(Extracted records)
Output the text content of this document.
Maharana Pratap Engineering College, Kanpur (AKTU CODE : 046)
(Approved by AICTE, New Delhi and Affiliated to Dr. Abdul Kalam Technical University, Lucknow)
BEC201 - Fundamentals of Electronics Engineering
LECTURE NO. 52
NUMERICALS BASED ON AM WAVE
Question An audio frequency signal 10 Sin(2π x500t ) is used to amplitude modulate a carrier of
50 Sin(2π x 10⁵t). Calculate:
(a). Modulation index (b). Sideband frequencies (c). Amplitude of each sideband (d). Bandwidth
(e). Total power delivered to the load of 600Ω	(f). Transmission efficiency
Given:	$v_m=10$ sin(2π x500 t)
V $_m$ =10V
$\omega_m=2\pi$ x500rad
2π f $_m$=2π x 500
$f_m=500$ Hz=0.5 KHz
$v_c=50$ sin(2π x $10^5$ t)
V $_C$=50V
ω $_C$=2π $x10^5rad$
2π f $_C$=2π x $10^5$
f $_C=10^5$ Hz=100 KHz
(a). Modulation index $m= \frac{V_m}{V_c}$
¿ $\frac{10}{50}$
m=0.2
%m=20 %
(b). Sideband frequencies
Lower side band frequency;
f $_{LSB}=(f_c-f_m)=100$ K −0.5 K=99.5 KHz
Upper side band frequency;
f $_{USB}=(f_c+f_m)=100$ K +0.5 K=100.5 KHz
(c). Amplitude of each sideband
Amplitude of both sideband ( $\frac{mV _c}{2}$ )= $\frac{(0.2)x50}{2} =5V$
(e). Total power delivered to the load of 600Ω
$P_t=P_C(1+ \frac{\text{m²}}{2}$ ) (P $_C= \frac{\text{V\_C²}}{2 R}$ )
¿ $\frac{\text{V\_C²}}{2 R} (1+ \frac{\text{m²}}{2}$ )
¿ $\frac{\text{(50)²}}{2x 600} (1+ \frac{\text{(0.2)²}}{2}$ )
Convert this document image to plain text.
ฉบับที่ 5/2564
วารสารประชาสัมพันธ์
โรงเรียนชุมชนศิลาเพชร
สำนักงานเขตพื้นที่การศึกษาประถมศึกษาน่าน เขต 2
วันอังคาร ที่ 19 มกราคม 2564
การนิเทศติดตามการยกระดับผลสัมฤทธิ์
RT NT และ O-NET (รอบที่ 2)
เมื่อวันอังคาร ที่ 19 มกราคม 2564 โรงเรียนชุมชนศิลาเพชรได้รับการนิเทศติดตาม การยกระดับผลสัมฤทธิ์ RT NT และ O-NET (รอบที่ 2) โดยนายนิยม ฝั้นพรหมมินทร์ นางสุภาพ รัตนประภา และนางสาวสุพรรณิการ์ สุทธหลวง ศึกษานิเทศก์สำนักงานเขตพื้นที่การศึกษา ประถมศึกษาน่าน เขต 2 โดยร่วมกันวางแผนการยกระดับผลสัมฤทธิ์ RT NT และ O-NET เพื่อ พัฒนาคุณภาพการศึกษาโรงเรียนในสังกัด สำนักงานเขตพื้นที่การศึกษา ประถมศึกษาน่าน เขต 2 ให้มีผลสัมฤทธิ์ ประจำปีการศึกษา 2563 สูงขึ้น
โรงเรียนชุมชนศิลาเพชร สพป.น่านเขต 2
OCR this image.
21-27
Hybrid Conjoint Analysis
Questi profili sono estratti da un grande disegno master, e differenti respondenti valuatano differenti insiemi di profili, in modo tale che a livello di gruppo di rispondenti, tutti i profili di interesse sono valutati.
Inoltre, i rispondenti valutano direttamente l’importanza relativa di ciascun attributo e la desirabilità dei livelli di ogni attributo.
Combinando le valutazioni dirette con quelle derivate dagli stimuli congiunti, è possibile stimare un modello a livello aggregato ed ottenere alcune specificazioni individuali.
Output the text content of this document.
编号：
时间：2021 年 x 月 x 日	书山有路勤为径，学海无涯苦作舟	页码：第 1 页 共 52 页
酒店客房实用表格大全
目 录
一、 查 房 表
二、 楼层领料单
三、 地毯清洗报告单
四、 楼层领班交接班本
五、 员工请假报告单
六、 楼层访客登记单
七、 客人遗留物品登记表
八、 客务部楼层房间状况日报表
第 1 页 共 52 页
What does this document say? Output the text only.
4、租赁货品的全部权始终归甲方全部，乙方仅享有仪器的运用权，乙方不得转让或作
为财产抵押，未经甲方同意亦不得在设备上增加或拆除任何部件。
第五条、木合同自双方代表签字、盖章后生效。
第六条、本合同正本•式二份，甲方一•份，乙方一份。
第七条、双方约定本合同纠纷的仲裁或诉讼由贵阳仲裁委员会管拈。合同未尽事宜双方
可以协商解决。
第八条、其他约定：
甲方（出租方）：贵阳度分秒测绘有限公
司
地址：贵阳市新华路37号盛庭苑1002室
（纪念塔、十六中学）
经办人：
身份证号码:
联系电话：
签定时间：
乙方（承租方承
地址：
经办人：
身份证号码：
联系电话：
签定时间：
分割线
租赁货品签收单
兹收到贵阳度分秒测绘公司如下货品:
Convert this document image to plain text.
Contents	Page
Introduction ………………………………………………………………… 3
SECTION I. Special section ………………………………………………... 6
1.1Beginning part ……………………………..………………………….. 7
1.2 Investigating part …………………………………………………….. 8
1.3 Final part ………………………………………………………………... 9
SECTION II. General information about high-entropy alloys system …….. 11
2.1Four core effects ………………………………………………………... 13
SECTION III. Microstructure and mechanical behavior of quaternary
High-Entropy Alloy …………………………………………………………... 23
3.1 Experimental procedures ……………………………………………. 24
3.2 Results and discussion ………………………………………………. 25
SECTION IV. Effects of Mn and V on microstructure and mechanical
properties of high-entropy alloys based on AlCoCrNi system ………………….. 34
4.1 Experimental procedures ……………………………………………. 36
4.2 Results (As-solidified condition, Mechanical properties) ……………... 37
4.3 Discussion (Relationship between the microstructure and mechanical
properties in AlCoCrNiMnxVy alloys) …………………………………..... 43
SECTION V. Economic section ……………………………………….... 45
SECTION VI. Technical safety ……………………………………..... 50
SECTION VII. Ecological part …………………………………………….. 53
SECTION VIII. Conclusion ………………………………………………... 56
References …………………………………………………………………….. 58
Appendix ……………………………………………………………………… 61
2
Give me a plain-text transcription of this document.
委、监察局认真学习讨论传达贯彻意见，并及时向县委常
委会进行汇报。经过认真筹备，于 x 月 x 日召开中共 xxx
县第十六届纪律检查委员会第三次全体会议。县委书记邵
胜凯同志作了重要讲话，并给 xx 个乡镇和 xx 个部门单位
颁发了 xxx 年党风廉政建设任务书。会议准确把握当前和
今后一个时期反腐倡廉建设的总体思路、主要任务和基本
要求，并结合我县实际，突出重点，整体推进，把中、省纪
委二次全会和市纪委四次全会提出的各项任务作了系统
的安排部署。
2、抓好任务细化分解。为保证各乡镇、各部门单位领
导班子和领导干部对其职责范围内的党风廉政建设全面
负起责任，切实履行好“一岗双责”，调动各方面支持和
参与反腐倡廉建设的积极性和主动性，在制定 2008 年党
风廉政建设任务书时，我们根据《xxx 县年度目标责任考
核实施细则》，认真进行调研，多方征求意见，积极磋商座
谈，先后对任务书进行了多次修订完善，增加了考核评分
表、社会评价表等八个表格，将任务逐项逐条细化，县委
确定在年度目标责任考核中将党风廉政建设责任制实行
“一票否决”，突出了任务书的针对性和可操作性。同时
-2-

### WHAT IS BEING ASKED
Gather each line of the records holding the string "บผลส".

### REPLY TO THE TASK
การนิเทศติดตามการยกระดับผลสัมฤทธิ์
เมื่อวันอังคาร ที่ 19 มกราคม 2564 โรงเรียนชุมชนศิลาเพชรได้รับการนิเทศติดตาม การยกระดับผลสัมฤทธิ์ RT NT และ O-NET (รอบที่ 2) โดยนายนิยม ฝั้นพรหมมินทร์ นางสุภาพ รัตนประภา และนางสาวสุพรรณิการ์ สุทธหลวง ศึกษานิเทศก์สำนักงานเขตพื้นที่การศึกษา ประถมศึกษาน่าน เขต 2 โดยร่วมกันวางแผนการยกระดับผลสัมฤทธิ์ RT NT และ O-NET เพื่อ พัฒนาคุณภาพการศึกษาโรงเรียนในสังกัด สำนักงานเขตพื้นที่การศึกษา ประถมศึกษาน่าน เขต 2 ให้มีผลสัมฤทธิ์ ประจำปีการศึกษา 2563 สูงขึ้น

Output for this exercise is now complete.